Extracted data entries
┄┄┄┄┄┄
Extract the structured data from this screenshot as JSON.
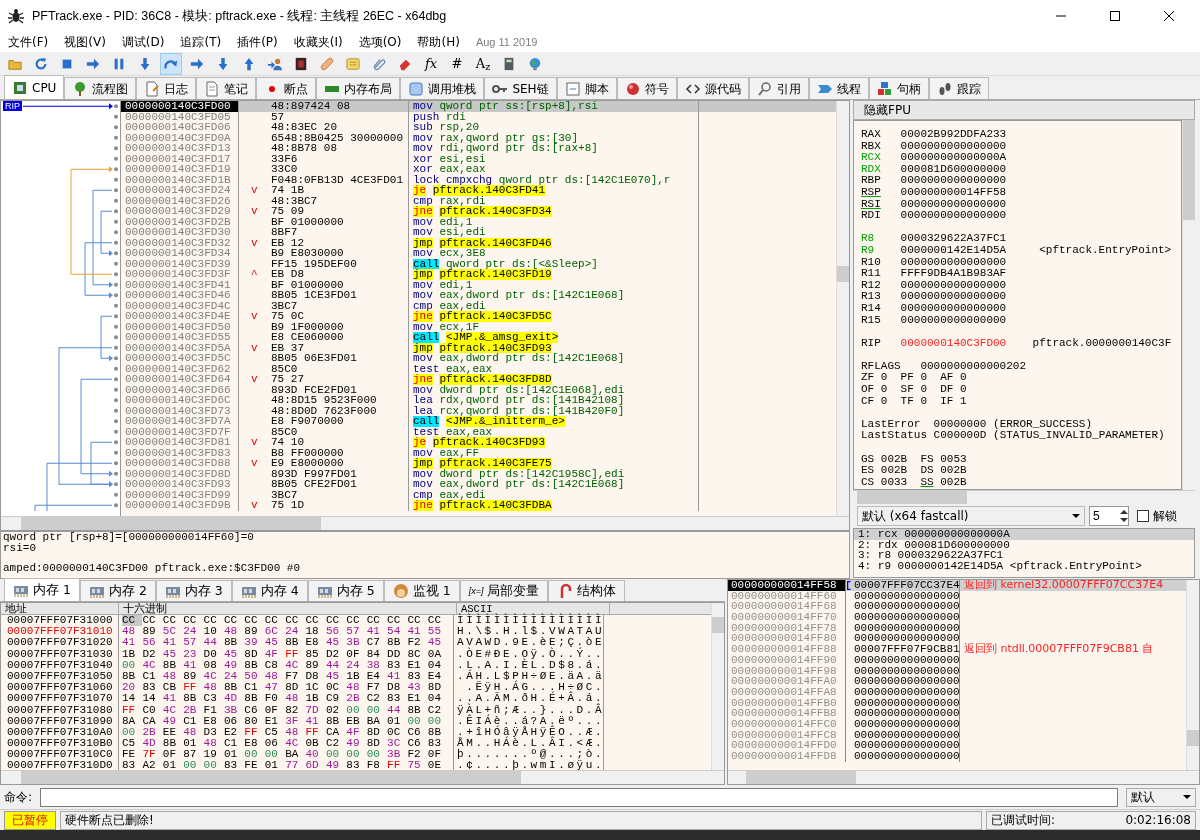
{
  "window": {
    "title": "PFTrack.exe - PID: 36C8 - 模块: pftrack.exe - 线程: 主线程 26EC - x64dbg"
  },
  "menu": {
    "items": [
      "文件(F)",
      "视图(V)",
      "调试(D)",
      "追踪(T)",
      "插件(P)",
      "收藏夹(I)",
      "选项(O)",
      "帮助(H)"
    ],
    "build_date": "Aug 11 2019"
  },
  "toolbar": [
    {
      "kind": "folder",
      "pressed": false
    },
    {
      "kind": "restart",
      "pressed": false
    },
    {
      "kind": "stop",
      "pressed": false
    },
    {
      "kind": "run",
      "pressed": false
    },
    {
      "kind": "pause",
      "pressed": false
    },
    {
      "kind": "step_into",
      "pressed": false
    },
    {
      "kind": "step_over",
      "pressed": true
    },
    {
      "kind": "run",
      "pressed": false
    },
    {
      "kind": "step_into",
      "pressed": false
    },
    {
      "kind": "step_out",
      "pressed": false
    },
    {
      "kind": "person",
      "pressed": false
    },
    {
      "kind": "tile",
      "pressed": false
    },
    {
      "kind": "bandage",
      "pressed": false
    },
    {
      "kind": "note",
      "pressed": false
    },
    {
      "kind": "paperclip",
      "pressed": false
    },
    {
      "kind": "eraser",
      "pressed": false
    },
    {
      "kind": "glyph",
      "text": "*fx*",
      "pressed": false
    },
    {
      "kind": "glyph",
      "text": "#",
      "pressed": false
    },
    {
      "kind": "glyph",
      "text": "A$_{z}$",
      "pressed": false
    },
    {
      "kind": "calculator",
      "pressed": false
    },
    {
      "kind": "globe",
      "pressed": false
    }
  ],
  "tabs": [
    {
      "label": "CPU",
      "selected": true
    },
    {
      "label": "流程图",
      "selected": false
    },
    {
      "label": "日志",
      "selected": false
    },
    {
      "label": "笔记",
      "selected": false
    },
    {
      "label": "断点",
      "selected": false
    },
    {
      "label": "内存布局",
      "selected": false
    },
    {
      "label": "调用堆栈",
      "selected": false
    },
    {
      "label": "SEH链",
      "selected": false
    },
    {
      "label": "脚本",
      "selected": false
    },
    {
      "label": "符号",
      "selected": false
    },
    {
      "label": "源代码",
      "selected": false
    },
    {
      "label": "引用",
      "selected": false
    },
    {
      "label": "线程",
      "selected": false
    },
    {
      "label": "句柄",
      "selected": false
    },
    {
      "label": "跟踪",
      "selected": false
    }
  ],
  "disasm": {
    "rip_label": "RIP",
    "rows": [
      {
        "address": "0000000140C3FD00",
        "bytes": "48:897424 08",
        "mnemonic": "mov",
        "operands": "qword ptr ss:[rsp+8],rsi",
        "kind": "normal",
        "target": false,
        "selected": true
      },
      {
        "address": "0000000140C3FD05",
        "bytes": "57",
        "mnemonic": "push",
        "operands": "rdi",
        "kind": "normal",
        "target": false,
        "selected": false
      },
      {
        "address": "0000000140C3FD06",
        "bytes": "48:83EC 20",
        "mnemonic": "sub",
        "operands": "rsp,20",
        "kind": "normal",
        "target": false,
        "selected": false
      },
      {
        "address": "0000000140C3FD0A",
        "bytes": "6548:8B0425 30000000",
        "mnemonic": "mov",
        "operands": "rax,qword ptr gs:[30]",
        "kind": "normal",
        "target": false,
        "selected": false
      },
      {
        "address": "0000000140C3FD13",
        "bytes": "48:8B78 08",
        "mnemonic": "mov",
        "operands": "rdi,qword ptr ds:[rax+8]",
        "kind": "normal",
        "target": false,
        "selected": false
      },
      {
        "address": "0000000140C3FD17",
        "bytes": "33F6",
        "mnemonic": "xor",
        "operands": "esi,esi",
        "kind": "normal",
        "target": false,
        "selected": false
      },
      {
        "address": "0000000140C3FD19",
        "bytes": "33C0",
        "mnemonic": "xor",
        "operands": "eax,eax",
        "kind": "normal",
        "target": false,
        "selected": false
      },
      {
        "address": "0000000140C3FD1B",
        "bytes": "F048:0FB13D 4CE3FD01",
        "mnemonic": "lock cmpxchg",
        "operands": "qword ptr ds:[142C1E070],r",
        "kind": "normal",
        "target": false,
        "selected": false
      },
      {
        "address": "0000000140C3FD24",
        "branch": "v",
        "bytes": "74 1B",
        "mnemonic": "je",
        "operands": "pftrack.140C3FD41",
        "kind": "cond_jump",
        "target": true,
        "selected": false
      },
      {
        "address": "0000000140C3FD26",
        "bytes": "48:3BC7",
        "mnemonic": "cmp",
        "operands": "rax,rdi",
        "kind": "normal",
        "target": false,
        "selected": false
      },
      {
        "address": "0000000140C3FD29",
        "branch": "v",
        "bytes": "75 09",
        "mnemonic": "jne",
        "operands": "pftrack.140C3FD34",
        "kind": "cond_jump",
        "target": true,
        "selected": false
      },
      {
        "address": "0000000140C3FD2B",
        "bytes": "BF 01000000",
        "mnemonic": "mov",
        "operands": "edi,1",
        "kind": "normal",
        "target": false,
        "selected": false
      },
      {
        "address": "0000000140C3FD30",
        "bytes": "8BF7",
        "mnemonic": "mov",
        "operands": "esi,edi",
        "kind": "normal",
        "target": false,
        "selected": false
      },
      {
        "address": "0000000140C3FD32",
        "branch": "v",
        "bytes": "EB 12",
        "mnemonic": "jmp",
        "operands": "pftrack.140C3FD46",
        "kind": "jump",
        "target": true,
        "selected": false
      },
      {
        "address": "0000000140C3FD34",
        "bytes": "B9 E8030000",
        "mnemonic": "mov",
        "operands": "ecx,3E8",
        "kind": "normal",
        "target": false,
        "selected": false
      },
      {
        "address": "0000000140C3FD39",
        "bytes": "FF15 195DEF00",
        "mnemonic": "call",
        "operands": "qword ptr ds:[<&Sleep>]",
        "kind": "call",
        "target": false,
        "selected": false
      },
      {
        "address": "0000000140C3FD3F",
        "branch": "^",
        "bytes": "EB D8",
        "mnemonic": "jmp",
        "operands": "pftrack.140C3FD19",
        "kind": "jump",
        "target": true,
        "selected": false
      },
      {
        "address": "0000000140C3FD41",
        "bytes": "BF 01000000",
        "mnemonic": "mov",
        "operands": "edi,1",
        "kind": "normal",
        "target": false,
        "selected": false
      },
      {
        "address": "0000000140C3FD46",
        "bytes": "8B05 1CE3FD01",
        "mnemonic": "mov",
        "operands": "eax,dword ptr ds:[142C1E068]",
        "kind": "normal",
        "target": false,
        "selected": false
      },
      {
        "address": "0000000140C3FD4C",
        "bytes": "3BC7",
        "mnemonic": "cmp",
        "operands": "eax,edi",
        "kind": "normal",
        "target": false,
        "selected": false
      },
      {
        "address": "0000000140C3FD4E",
        "branch": "v",
        "bytes": "75 0C",
        "mnemonic": "jne",
        "operands": "pftrack.140C3FD5C",
        "kind": "cond_jump",
        "target": true,
        "selected": false
      },
      {
        "address": "0000000140C3FD50",
        "bytes": "B9 1F000000",
        "mnemonic": "mov",
        "operands": "ecx,1F",
        "kind": "normal",
        "target": false,
        "selected": false
      },
      {
        "address": "0000000140C3FD55",
        "bytes": "E8 CE060000",
        "mnemonic": "call",
        "operands": "<JMP.&_amsg_exit>",
        "kind": "call",
        "target": true,
        "selected": false
      },
      {
        "address": "0000000140C3FD5A",
        "branch": "v",
        "bytes": "EB 37",
        "mnemonic": "jmp",
        "operands": "pftrack.140C3FD93",
        "kind": "jump",
        "target": true,
        "selected": false
      },
      {
        "address": "0000000140C3FD5C",
        "bytes": "8B05 06E3FD01",
        "mnemonic": "mov",
        "operands": "eax,dword ptr ds:[142C1E068]",
        "kind": "normal",
        "target": false,
        "selected": false
      },
      {
        "address": "0000000140C3FD62",
        "bytes": "85C0",
        "mnemonic": "test",
        "operands": "eax,eax",
        "kind": "normal",
        "target": false,
        "selected": false
      },
      {
        "address": "0000000140C3FD64",
        "branch": "v",
        "bytes": "75 27",
        "mnemonic": "jne",
        "operands": "pftrack.140C3FD8D",
        "kind": "cond_jump",
        "target": true,
        "selected": false
      },
      {
        "address": "0000000140C3FD66",
        "bytes": "893D FCE2FD01",
        "mnemonic": "mov",
        "operands": "dword ptr ds:[142C1E068],edi",
        "kind": "normal",
        "target": false,
        "selected": false
      },
      {
        "address": "0000000140C3FD6C",
        "bytes": "48:8D15 9523F000",
        "mnemonic": "lea",
        "operands": "rdx,qword ptr ds:[141B42108]",
        "kind": "normal",
        "target": false,
        "selected": false
      },
      {
        "address": "0000000140C3FD73",
        "bytes": "48:8D0D 7623F000",
        "mnemonic": "lea",
        "operands": "rcx,qword ptr ds:[141B420F0]",
        "kind": "normal",
        "target": false,
        "selected": false
      },
      {
        "address": "0000000140C3FD7A",
        "bytes": "E8 F9070000",
        "mnemonic": "call",
        "operands": "<JMP.&_initterm_e>",
        "kind": "call",
        "target": true,
        "selected": false
      },
      {
        "address": "0000000140C3FD7F",
        "bytes": "85C0",
        "mnemonic": "test",
        "operands": "eax,eax",
        "kind": "normal",
        "target": false,
        "selected": false
      },
      {
        "address": "0000000140C3FD81",
        "branch": "v",
        "bytes": "74 10",
        "mnemonic": "je",
        "operands": "pftrack.140C3FD93",
        "kind": "cond_jump",
        "target": true,
        "selected": false
      },
      {
        "address": "0000000140C3FD83",
        "bytes": "B8 FF000000",
        "mnemonic": "mov",
        "operands": "eax,FF",
        "kind": "normal",
        "target": false,
        "selected": false
      },
      {
        "address": "0000000140C3FD88",
        "branch": "v",
        "bytes": "E9 E8000000",
        "mnemonic": "jmp",
        "operands": "pftrack.140C3FE75",
        "kind": "jump",
        "target": true,
        "selected": false
      },
      {
        "address": "0000000140C3FD8D",
        "bytes": "893D F997FD01",
        "mnemonic": "mov",
        "operands": "dword ptr ds:[142C1958C],edi",
        "kind": "normal",
        "target": false,
        "selected": false
      },
      {
        "address": "0000000140C3FD93",
        "bytes": "8B05 CFE2FD01",
        "mnemonic": "mov",
        "operands": "eax,dword ptr ds:[142C1E068]",
        "kind": "normal",
        "target": false,
        "selected": false
      },
      {
        "address": "0000000140C3FD99",
        "bytes": "3BC7",
        "mnemonic": "cmp",
        "operands": "eax,edi",
        "kind": "normal",
        "target": false,
        "selected": false
      },
      {
        "address": "0000000140C3FD9B",
        "branch": "v",
        "bytes": "75 1D",
        "mnemonic": "jne",
        "operands": "pftrack.140C3FDBA",
        "kind": "cond_jump",
        "target": true,
        "selected": false
      }
    ]
  },
  "info": {
    "lines": [
      "qword ptr [rsp+8]=[000000000014FF60]=0",
      "rsi=0"
    ],
    "footer": "amped:0000000140C3FD00 pftrack.exe:$C3FD00 #0"
  },
  "registers": {
    "header": "隐藏FPU",
    "groups": [
      [
        {
          "name": "RAX",
          "value": "00002B992DDFA233",
          "changed": false,
          "underlined": false
        },
        {
          "name": "RBX",
          "value": "0000000000000000",
          "changed": false,
          "underlined": false
        },
        {
          "name": "RCX",
          "value": "000000000000000A",
          "changed": true,
          "underlined": false
        },
        {
          "name": "RDX",
          "value": "000081D600000000",
          "changed": true,
          "underlined": false
        },
        {
          "name": "RBP",
          "value": "0000000000000000",
          "changed": false,
          "underlined": false
        },
        {
          "name": "RSP",
          "value": "000000000014FF58",
          "changed": false,
          "underlined": true
        },
        {
          "name": "RSI",
          "value": "0000000000000000",
          "changed": false,
          "underlined": true
        },
        {
          "name": "RDI",
          "value": "0000000000000000",
          "changed": false,
          "underlined": false
        }
      ],
      [
        {
          "name": "R8",
          "value": "0000329622A37FC1",
          "changed": true,
          "underlined": false
        },
        {
          "name": "R9",
          "value": "0000000142E14D5A",
          "comment": "<pftrack.EntryPoint>",
          "changed": true,
          "underlined": false
        },
        {
          "name": "R10",
          "value": "0000000000000000",
          "changed": false,
          "underlined": false
        },
        {
          "name": "R11",
          "value": "FFFF9DB4A1B983AF",
          "changed": false,
          "underlined": false
        },
        {
          "name": "R12",
          "value": "0000000000000000",
          "changed": false,
          "underlined": false
        },
        {
          "name": "R13",
          "value": "0000000000000000",
          "changed": false,
          "underlined": false
        },
        {
          "name": "R14",
          "value": "0000000000000000",
          "changed": false,
          "underlined": false
        },
        {
          "name": "R15",
          "value": "0000000000000000",
          "changed": false,
          "underlined": false
        }
      ]
    ],
    "rip": {
      "name": "RIP",
      "value": "0000000140C3FD00",
      "comment": "pftrack.0000000140C3F"
    },
    "rflags": {
      "name": "RFLAGS",
      "value": "0000000000000202"
    },
    "flags": [
      [
        {
          "name": "ZF",
          "value": "0"
        },
        {
          "name": "PF",
          "value": "0"
        },
        {
          "name": "AF",
          "value": "0"
        }
      ],
      [
        {
          "name": "OF",
          "value": "0"
        },
        {
          "name": "SF",
          "value": "0"
        },
        {
          "name": "DF",
          "value": "0"
        }
      ],
      [
        {
          "name": "CF",
          "value": "0"
        },
        {
          "name": "TF",
          "value": "0"
        },
        {
          "name": "IF",
          "value": "1"
        }
      ]
    ],
    "last": [
      {
        "name": "LastError",
        "value": "00000000",
        "text": "(ERROR_SUCCESS)"
      },
      {
        "name": "LastStatus",
        "value": "C000000D",
        "text": "(STATUS_INVALID_PARAMETER)"
      }
    ],
    "segments": [
      [
        {
          "name": "GS",
          "value": "002B",
          "underlined": false
        },
        {
          "name": "FS",
          "value": "0053",
          "underlined": false
        }
      ],
      [
        {
          "name": "ES",
          "value": "002B",
          "underlined": false
        },
        {
          "name": "DS",
          "value": "002B",
          "underlined": false
        }
      ],
      [
        {
          "name": "CS",
          "value": "0033",
          "underlined": false
        },
        {
          "name": "SS",
          "value": "002B",
          "underlined": true
        }
      ]
    ]
  },
  "arguments": {
    "convention": "默认 (x64 fastcall)",
    "count": "5",
    "unlock": {
      "label": "解锁",
      "checked": false
    },
    "items": [
      {
        "text": "1: rcx 000000000000000A",
        "selected": true
      },
      {
        "text": "2: rdx 000081D600000000",
        "selected": false
      },
      {
        "text": "3: r8 0000329622A37FC1",
        "selected": false
      },
      {
        "text": "4: r9 0000000142E14D5A <pftrack.EntryPoint>",
        "selected": false
      }
    ]
  },
  "dump_tabs": [
    {
      "label": "内存 1",
      "selected": true
    },
    {
      "label": "内存 2",
      "selected": false
    },
    {
      "label": "内存 3",
      "selected": false
    },
    {
      "label": "内存 4",
      "selected": false
    },
    {
      "label": "内存 5",
      "selected": false
    },
    {
      "label": "监视 1",
      "selected": false
    },
    {
      "label": "局部变量",
      "icon_text": "[x=]",
      "selected": false
    },
    {
      "label": "结构体",
      "selected": false
    }
  ],
  "dump": {
    "columns": [
      "地址",
      "十六进制",
      "ASCII"
    ],
    "rows": [
      {
        "address": "00007FFF07F31000",
        "bytes": "CC CC CC CC CC CC CC CC CC CC CC CC CC CC CC CC",
        "ascii": "ÌÌÌÌÌÌÌÌÌÌÌÌÌÌÌÌ",
        "highlight": false
      },
      {
        "address": "00007FFF07F31010",
        "bytes": "48 89 5C 24 10 48 89 6C 24 18 56 57 41 54 41 55",
        "ascii": "H.\\$.H.l$.VWATAU",
        "highlight": true
      },
      {
        "address": "00007FFF07F31020",
        "bytes": "41 56 41 57 44 8B 39 45 8B E8 45 3B C7 8B F2 45",
        "ascii": "AVAWD.9E.èE;Ç.òE",
        "highlight": false
      },
      {
        "address": "00007FFF07F31030",
        "bytes": "1B D2 45 23 D0 45 8D 4F FF 85 D2 0F 84 DD 8C 0A",
        "ascii": ".ÒE#ÐE.Oÿ.Ò..Ý..",
        "highlight": false
      },
      {
        "address": "00007FFF07F31040",
        "bytes": "00 4C 8B 41 08 49 8B C8 4C 89 44 24 38 83 E1 04",
        "ascii": ".L.A.I.ÈL.D$8.á.",
        "highlight": false
      },
      {
        "address": "00007FFF07F31050",
        "bytes": "8B C1 48 89 4C 24 50 48 F7 D8 45 1B E4 41 83 E4",
        "ascii": ".ÁH.L$PH÷ØE.äA.ä",
        "highlight": false
      },
      {
        "address": "00007FFF07F31060",
        "bytes": "20 83 CB FF 48 8B C1 47 8D 1C 0C 48 F7 D8 43 8D",
        "ascii": " .ËÿH.ÁG...H÷ØC.",
        "highlight": false
      },
      {
        "address": "00007FFF07F31070",
        "bytes": "14 14 41 8B C3 4D 8B F0 48 1B C9 2B C2 83 E1 04",
        "ascii": "..A.ÃM.ðH.É+Â.á.",
        "highlight": false
      },
      {
        "address": "00007FFF07F31080",
        "bytes": "FF C0 4C 2B F1 3B C6 0F 82 7D 02 00 00 44 8B C2",
        "ascii": "ÿÀL+ñ;Æ..}...D.Â",
        "highlight": false
      },
      {
        "address": "00007FFF07F31090",
        "bytes": "8A CA 49 C1 E8 06 80 E1 3F 41 8B EB BA 01 00 00",
        "ascii": ".ÊIÁè..á?A.ëº...",
        "highlight": false
      },
      {
        "address": "00007FFF07F310A0",
        "bytes": "00 2B EE 48 D3 E2 FF C5 48 FF CA 4F 8D 0C C6 8B",
        "ascii": ".+îHÓâÿÅHÿÊO..Æ.",
        "highlight": false
      },
      {
        "address": "00007FFF07F310B0",
        "bytes": "C5 4D 8B 01 48 C1 E8 06 4C 0B C2 49 8D 3C C6 83",
        "ascii": "ÅM..HÁè.L.ÂI.<Æ.",
        "highlight": false
      },
      {
        "address": "00007FFF07F310C0",
        "bytes": "FE 7F 0F 87 19 01 00 00 BA 40 00 00 00 3B F2 0F",
        "ascii": "þ.......º@...;ò.",
        "highlight": false
      },
      {
        "address": "00007FFF07F310D0",
        "bytes": "83 A2 01 00 00 83 FE 01 77 6D 49 83 F8 FF 75 0E",
        "ascii": ".¢....þ.wmI.øÿu.",
        "highlight": false
      }
    ]
  },
  "stack": {
    "rows": [
      {
        "address": "000000000014FF58",
        "value": "00007FFF07CC37E4",
        "comment": "返回到 kernel32.00007FFF07CC37E4",
        "selected": true
      },
      {
        "address": "000000000014FF60",
        "value": "0000000000000000",
        "selected": false
      },
      {
        "address": "000000000014FF68",
        "value": "0000000000000000",
        "selected": false
      },
      {
        "address": "000000000014FF70",
        "value": "0000000000000000",
        "selected": false
      },
      {
        "address": "000000000014FF78",
        "value": "0000000000000000",
        "selected": false
      },
      {
        "address": "000000000014FF80",
        "value": "0000000000000000",
        "selected": false
      },
      {
        "address": "000000000014FF88",
        "value": "00007FFF07F9CB81",
        "comment": "返回到 ntdll.00007FFF07F9CB81 自",
        "selected": false
      },
      {
        "address": "000000000014FF90",
        "value": "0000000000000000",
        "selected": false
      },
      {
        "address": "000000000014FF98",
        "value": "0000000000000000",
        "selected": false
      },
      {
        "address": "000000000014FFA0",
        "value": "0000000000000000",
        "selected": false
      },
      {
        "address": "000000000014FFA8",
        "value": "0000000000000000",
        "selected": false
      },
      {
        "address": "000000000014FFB0",
        "value": "0000000000000000",
        "selected": false
      },
      {
        "address": "000000000014FFB8",
        "value": "0000000000000000",
        "selected": false
      },
      {
        "address": "000000000014FFC0",
        "value": "0000000000000000",
        "selected": false
      },
      {
        "address": "000000000014FFC8",
        "value": "0000000000000000",
        "selected": false
      },
      {
        "address": "000000000014FFD0",
        "value": "0000000000000000",
        "selected": false
      },
      {
        "address": "000000000014FFD8",
        "value": "0000000000000000",
        "selected": false
      }
    ]
  },
  "command": {
    "label": "命令:",
    "mode": "默认"
  },
  "status": {
    "state": "已暂停",
    "message": "硬件断点已删除!",
    "elapsed_label": "已调试时间:",
    "elapsed": "0:02:16:08"
  }
}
┄┄┄┄┄┄
Give the number of lines in the entries that hold the word "comment", and nothing else.

4